[A run of records]
○ ○ ○ ○ ○ ○ ○
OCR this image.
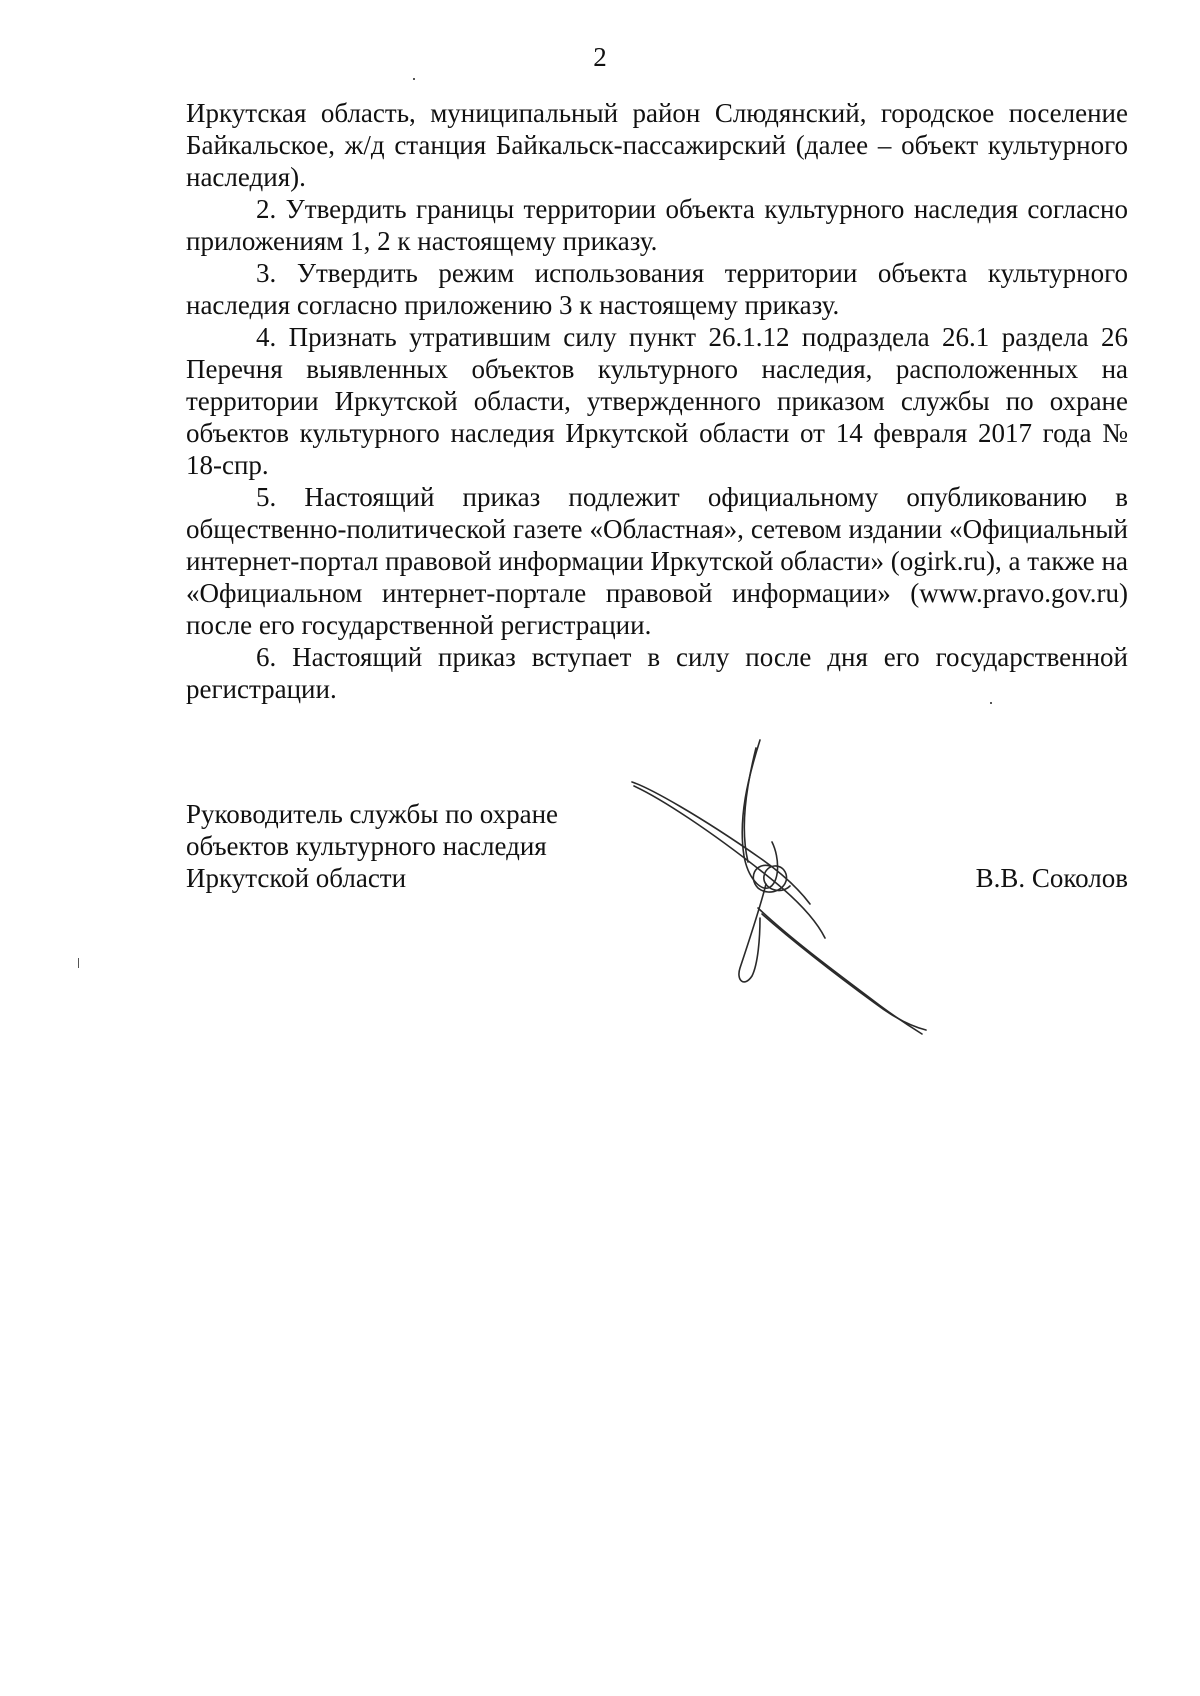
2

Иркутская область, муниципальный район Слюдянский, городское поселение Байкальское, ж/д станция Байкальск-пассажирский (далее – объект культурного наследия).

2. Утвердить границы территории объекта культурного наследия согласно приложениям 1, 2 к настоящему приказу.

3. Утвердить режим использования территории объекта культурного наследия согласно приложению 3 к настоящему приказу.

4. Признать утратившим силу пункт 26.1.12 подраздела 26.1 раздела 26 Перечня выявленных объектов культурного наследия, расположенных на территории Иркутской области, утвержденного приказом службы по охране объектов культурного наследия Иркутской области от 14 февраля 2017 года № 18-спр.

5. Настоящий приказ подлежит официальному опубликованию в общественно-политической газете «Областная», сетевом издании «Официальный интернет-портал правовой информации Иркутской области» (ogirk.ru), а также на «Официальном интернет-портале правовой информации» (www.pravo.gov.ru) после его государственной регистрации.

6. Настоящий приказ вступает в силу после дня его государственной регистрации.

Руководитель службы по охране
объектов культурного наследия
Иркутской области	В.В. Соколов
○ ○ ○ ○ ○ ○ ○
Every entry above is to be set down exactly; the pictures are to be left out.

* **Final result**
OCR this image.
2

Иркутская область, муниципальный район Слюдянский, городское поселение Байкальское, ж/д станция Байкальск-пассажирский (далее – объект культурного наследия).

2. Утвердить границы территории объекта культурного наследия согласно приложениям 1, 2 к настоящему приказу.

3. Утвердить режим использования территории объекта культурного наследия согласно приложению 3 к настоящему приказу.

4. Признать утратившим силу пункт 26.1.12 подраздела 26.1 раздела 26 Перечня выявленных объектов культурного наследия, расположенных на территории Иркутской области, утвержденного приказом службы по охране объектов культурного наследия Иркутской области от 14 февраля 2017 года № 18-спр.

5. Настоящий приказ подлежит официальному опубликованию в общественно-политической газете «Областная», сетевом издании «Официальный интернет-портал правовой информации Иркутской области» (ogirk.ru), а также на «Официальном интернет-портале правовой информации» (www.pravo.gov.ru) после его государственной регистрации.

6. Настоящий приказ вступает в силу после дня его государственной регистрации.

Руководитель службы по охране
объектов культурного наследия
Иркутской области	В.В. Соколов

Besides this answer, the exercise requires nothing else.